#### [WHAT NEEDS TO BE DONE]
Copy out all lines carrying the word "Maternity".

#### [EXTRACTED RECORDS]
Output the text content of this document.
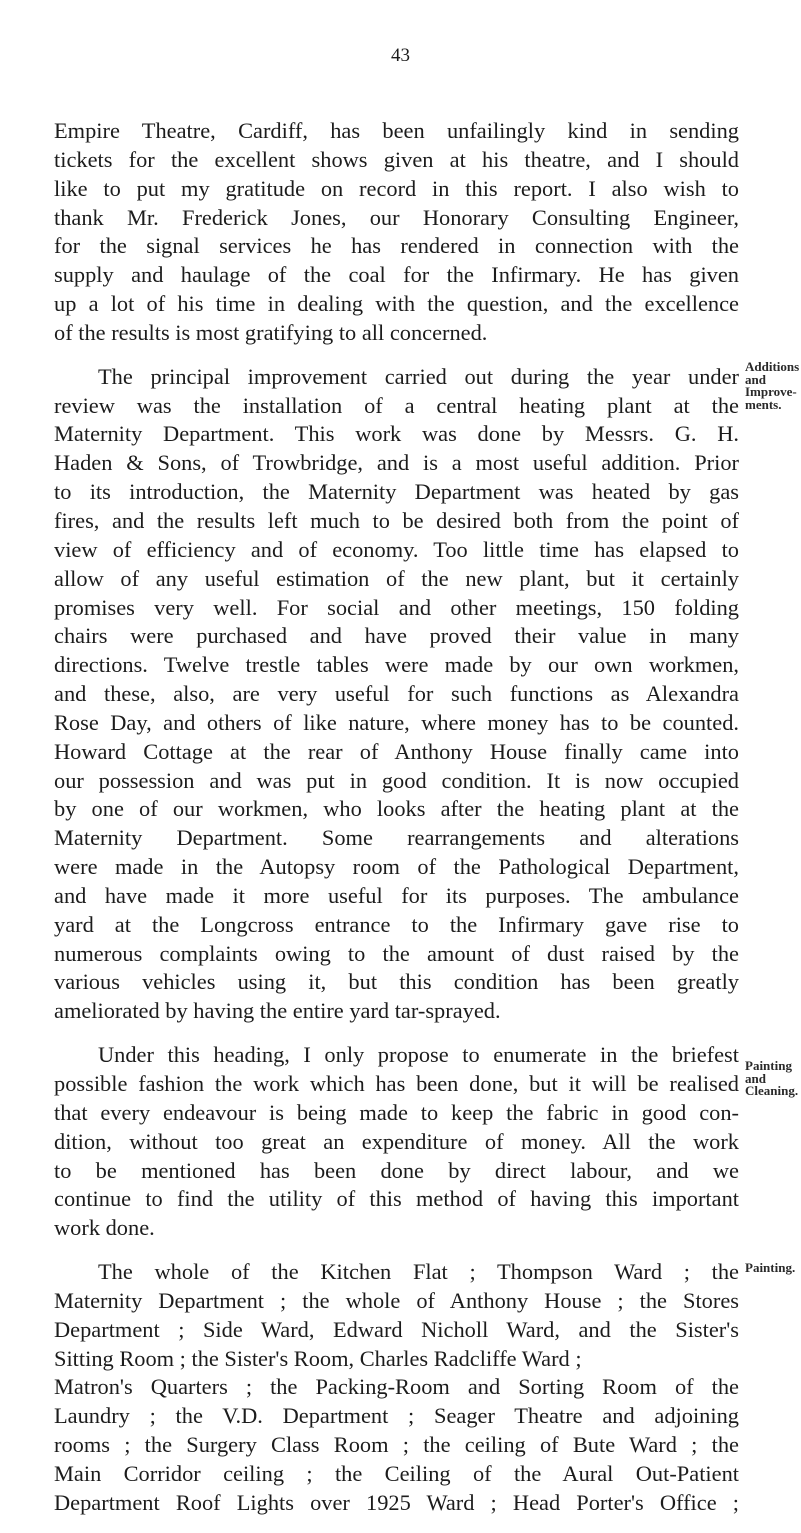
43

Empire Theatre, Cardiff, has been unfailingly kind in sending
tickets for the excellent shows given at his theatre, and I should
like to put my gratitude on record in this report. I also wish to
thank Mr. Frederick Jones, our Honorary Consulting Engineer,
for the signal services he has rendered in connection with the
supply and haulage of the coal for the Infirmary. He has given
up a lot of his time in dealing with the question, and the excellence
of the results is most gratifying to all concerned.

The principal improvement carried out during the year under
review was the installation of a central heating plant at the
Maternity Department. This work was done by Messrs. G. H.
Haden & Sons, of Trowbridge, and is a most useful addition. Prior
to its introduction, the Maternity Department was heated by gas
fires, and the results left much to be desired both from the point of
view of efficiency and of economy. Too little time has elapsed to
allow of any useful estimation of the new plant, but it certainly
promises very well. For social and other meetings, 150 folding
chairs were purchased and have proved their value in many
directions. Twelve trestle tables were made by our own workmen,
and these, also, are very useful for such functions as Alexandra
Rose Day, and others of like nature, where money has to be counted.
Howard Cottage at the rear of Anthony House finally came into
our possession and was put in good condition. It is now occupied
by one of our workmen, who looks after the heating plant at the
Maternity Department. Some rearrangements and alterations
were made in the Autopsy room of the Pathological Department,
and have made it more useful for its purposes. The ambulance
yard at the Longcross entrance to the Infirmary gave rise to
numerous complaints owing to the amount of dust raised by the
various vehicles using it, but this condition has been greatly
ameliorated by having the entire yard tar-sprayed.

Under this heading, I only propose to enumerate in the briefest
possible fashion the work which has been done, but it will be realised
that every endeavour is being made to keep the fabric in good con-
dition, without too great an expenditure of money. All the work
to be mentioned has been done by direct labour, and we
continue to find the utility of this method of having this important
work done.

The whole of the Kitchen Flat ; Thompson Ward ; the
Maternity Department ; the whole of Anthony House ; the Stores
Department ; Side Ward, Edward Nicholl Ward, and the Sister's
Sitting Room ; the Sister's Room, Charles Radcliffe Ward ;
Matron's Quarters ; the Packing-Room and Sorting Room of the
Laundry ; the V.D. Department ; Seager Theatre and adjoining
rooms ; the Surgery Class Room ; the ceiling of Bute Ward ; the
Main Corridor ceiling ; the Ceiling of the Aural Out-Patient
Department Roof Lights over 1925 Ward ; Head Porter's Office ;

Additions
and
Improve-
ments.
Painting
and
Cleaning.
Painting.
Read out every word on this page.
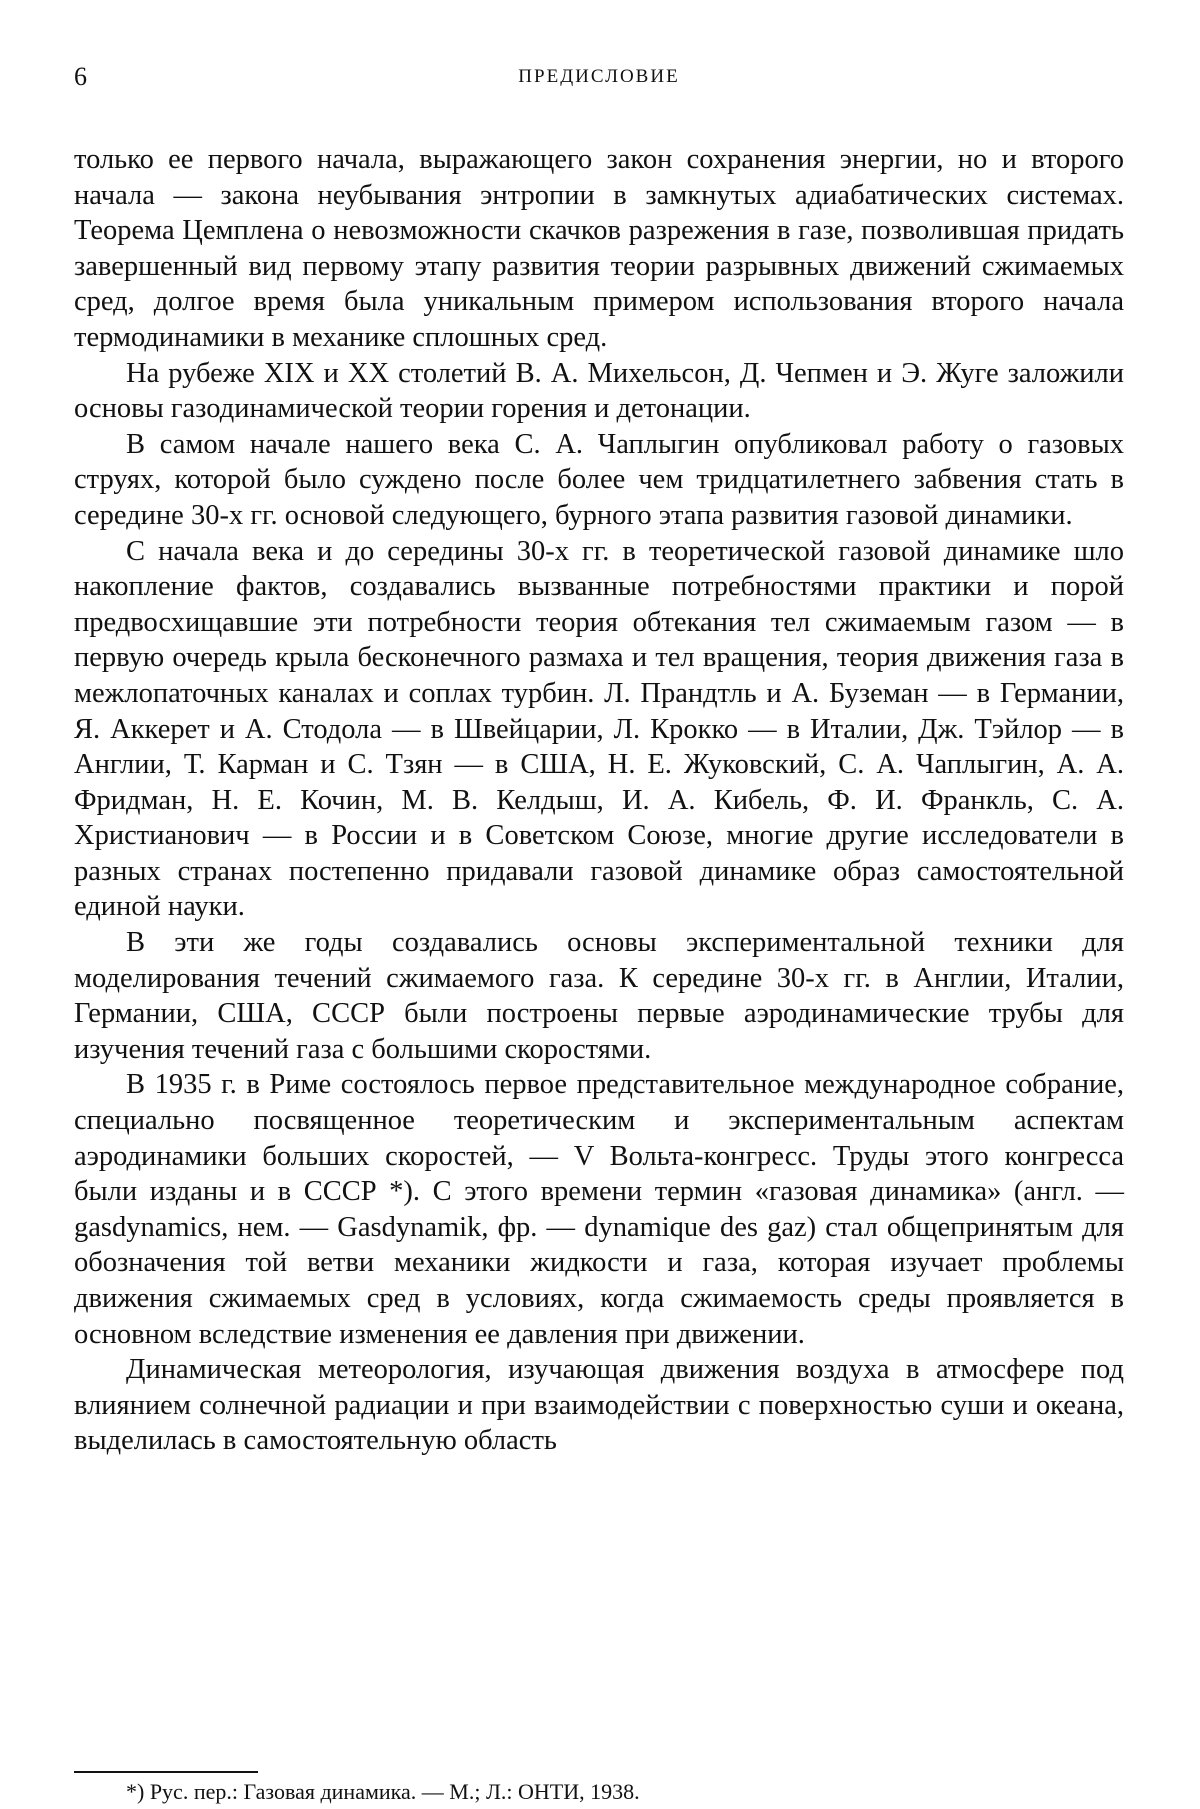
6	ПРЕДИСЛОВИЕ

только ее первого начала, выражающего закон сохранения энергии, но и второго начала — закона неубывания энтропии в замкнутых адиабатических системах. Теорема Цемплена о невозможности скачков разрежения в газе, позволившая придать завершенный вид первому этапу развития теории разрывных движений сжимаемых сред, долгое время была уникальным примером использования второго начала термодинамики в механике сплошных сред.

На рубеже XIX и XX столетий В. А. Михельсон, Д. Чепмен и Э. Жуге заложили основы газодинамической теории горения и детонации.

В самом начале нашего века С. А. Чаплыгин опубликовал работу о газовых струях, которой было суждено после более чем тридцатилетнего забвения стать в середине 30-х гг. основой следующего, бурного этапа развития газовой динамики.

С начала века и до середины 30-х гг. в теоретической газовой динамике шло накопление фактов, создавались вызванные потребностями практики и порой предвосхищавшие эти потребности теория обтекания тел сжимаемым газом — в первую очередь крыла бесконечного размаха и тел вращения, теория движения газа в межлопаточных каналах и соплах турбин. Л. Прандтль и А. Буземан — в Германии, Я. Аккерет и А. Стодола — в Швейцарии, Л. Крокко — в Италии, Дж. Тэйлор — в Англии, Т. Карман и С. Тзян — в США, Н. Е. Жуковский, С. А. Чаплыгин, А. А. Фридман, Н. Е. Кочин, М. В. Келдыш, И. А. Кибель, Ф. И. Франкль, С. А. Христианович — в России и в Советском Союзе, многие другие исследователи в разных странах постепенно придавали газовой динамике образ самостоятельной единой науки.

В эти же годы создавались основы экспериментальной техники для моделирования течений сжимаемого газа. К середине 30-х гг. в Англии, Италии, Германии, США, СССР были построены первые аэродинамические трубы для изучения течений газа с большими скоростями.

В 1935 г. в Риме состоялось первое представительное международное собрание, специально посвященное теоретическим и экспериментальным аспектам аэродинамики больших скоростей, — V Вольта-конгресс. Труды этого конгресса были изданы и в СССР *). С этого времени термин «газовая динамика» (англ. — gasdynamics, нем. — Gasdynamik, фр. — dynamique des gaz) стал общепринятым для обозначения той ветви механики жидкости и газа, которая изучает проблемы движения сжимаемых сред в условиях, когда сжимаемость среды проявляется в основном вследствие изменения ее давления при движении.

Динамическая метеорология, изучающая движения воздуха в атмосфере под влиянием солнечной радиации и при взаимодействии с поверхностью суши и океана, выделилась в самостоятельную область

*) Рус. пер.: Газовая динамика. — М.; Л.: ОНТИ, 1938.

#### [EXERCISE RESPONSE]
Maternity Department. This work was done by Messrs. G. H.
to its introduction, the Maternity Department was heated by gas
Maternity Department. Some rearrangements and alterations
Maternity Department ; the whole of Anthony House ; the Stores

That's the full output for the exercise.